— TASK DIRECTIONS —
Copy, from the entries below, each line in which the string "JSON" appears.

— GIVEN DATA —
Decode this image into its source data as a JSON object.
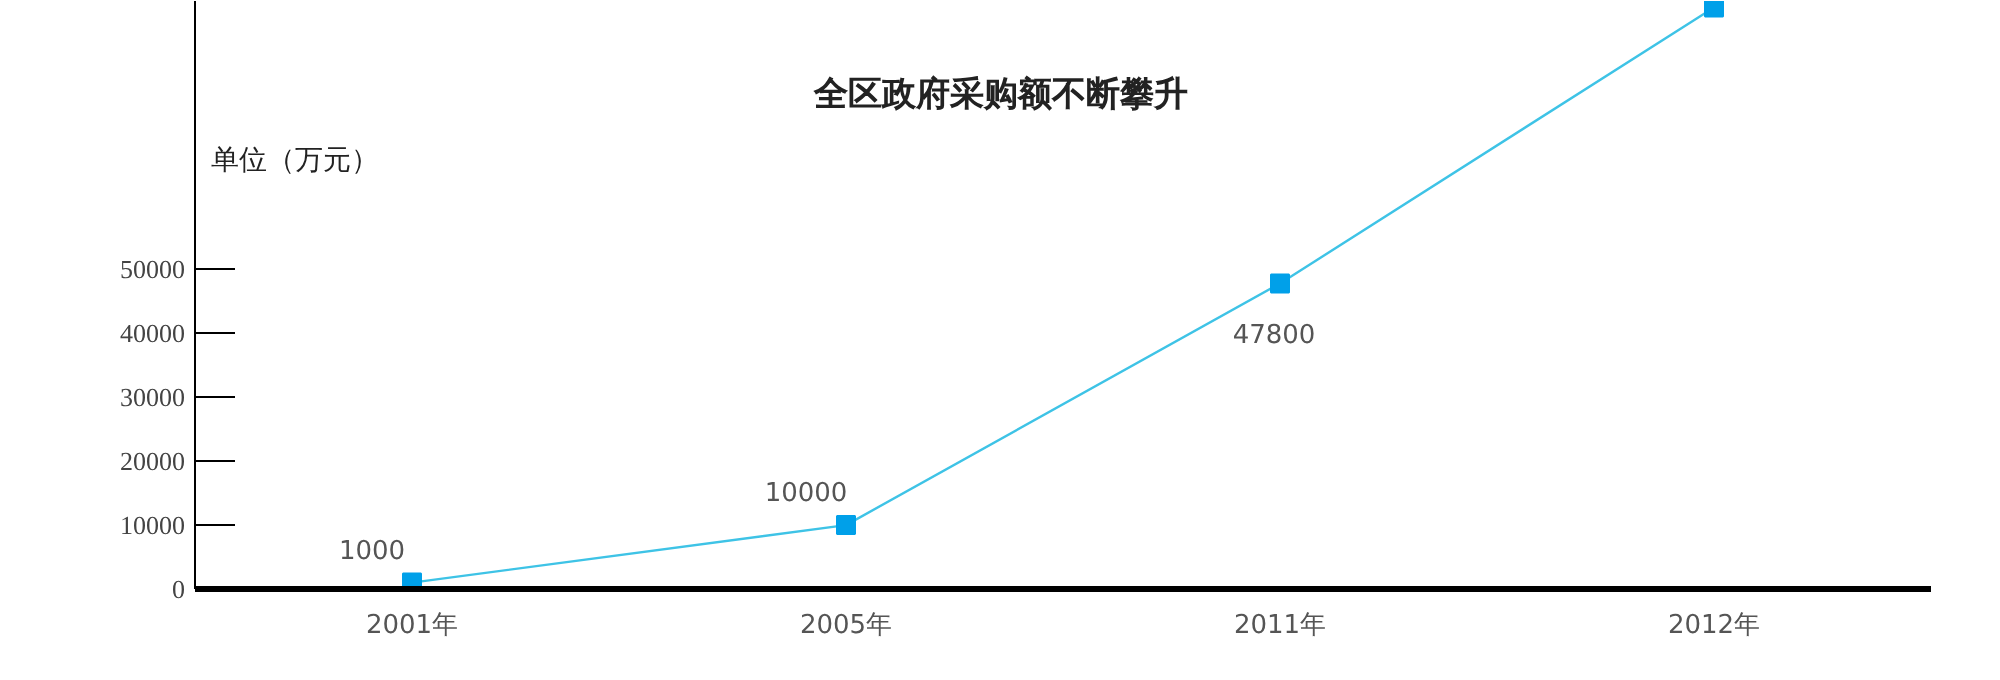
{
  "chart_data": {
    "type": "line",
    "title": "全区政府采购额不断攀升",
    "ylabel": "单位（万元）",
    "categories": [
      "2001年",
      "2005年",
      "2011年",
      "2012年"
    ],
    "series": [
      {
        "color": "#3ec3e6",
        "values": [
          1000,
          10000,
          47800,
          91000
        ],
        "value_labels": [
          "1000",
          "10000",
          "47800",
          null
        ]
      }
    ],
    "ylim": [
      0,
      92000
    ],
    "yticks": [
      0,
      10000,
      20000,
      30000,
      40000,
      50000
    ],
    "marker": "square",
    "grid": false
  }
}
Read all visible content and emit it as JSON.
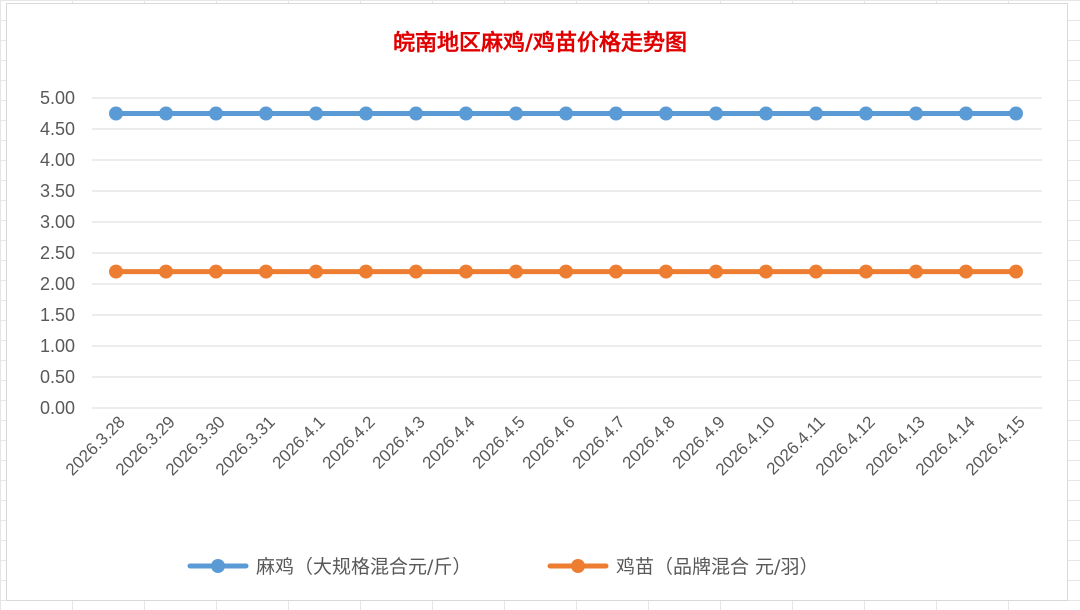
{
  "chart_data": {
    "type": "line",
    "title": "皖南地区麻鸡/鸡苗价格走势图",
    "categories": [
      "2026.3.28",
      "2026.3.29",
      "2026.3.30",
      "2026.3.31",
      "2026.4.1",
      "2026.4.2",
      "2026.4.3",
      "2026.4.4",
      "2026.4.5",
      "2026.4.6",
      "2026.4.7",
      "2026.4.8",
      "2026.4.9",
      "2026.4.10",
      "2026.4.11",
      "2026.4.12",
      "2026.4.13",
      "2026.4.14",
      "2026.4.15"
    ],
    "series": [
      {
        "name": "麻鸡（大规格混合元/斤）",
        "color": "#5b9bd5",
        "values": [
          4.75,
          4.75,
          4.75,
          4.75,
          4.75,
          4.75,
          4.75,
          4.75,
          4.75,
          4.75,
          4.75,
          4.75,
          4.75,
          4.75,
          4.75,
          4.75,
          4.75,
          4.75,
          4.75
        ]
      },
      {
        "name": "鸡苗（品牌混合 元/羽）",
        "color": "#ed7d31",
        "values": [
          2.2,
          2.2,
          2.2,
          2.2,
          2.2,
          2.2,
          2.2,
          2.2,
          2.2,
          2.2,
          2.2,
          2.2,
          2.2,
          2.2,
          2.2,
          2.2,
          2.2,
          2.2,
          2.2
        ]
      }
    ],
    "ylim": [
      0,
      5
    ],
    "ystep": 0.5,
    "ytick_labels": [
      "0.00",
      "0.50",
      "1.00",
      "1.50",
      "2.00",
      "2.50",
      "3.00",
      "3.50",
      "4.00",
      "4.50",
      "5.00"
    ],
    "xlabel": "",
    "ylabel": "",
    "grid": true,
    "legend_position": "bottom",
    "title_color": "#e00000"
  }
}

— TASK OUTPUT —
Decode this image into its source data as a JSON object.
Read all visible content and emit it as JSON.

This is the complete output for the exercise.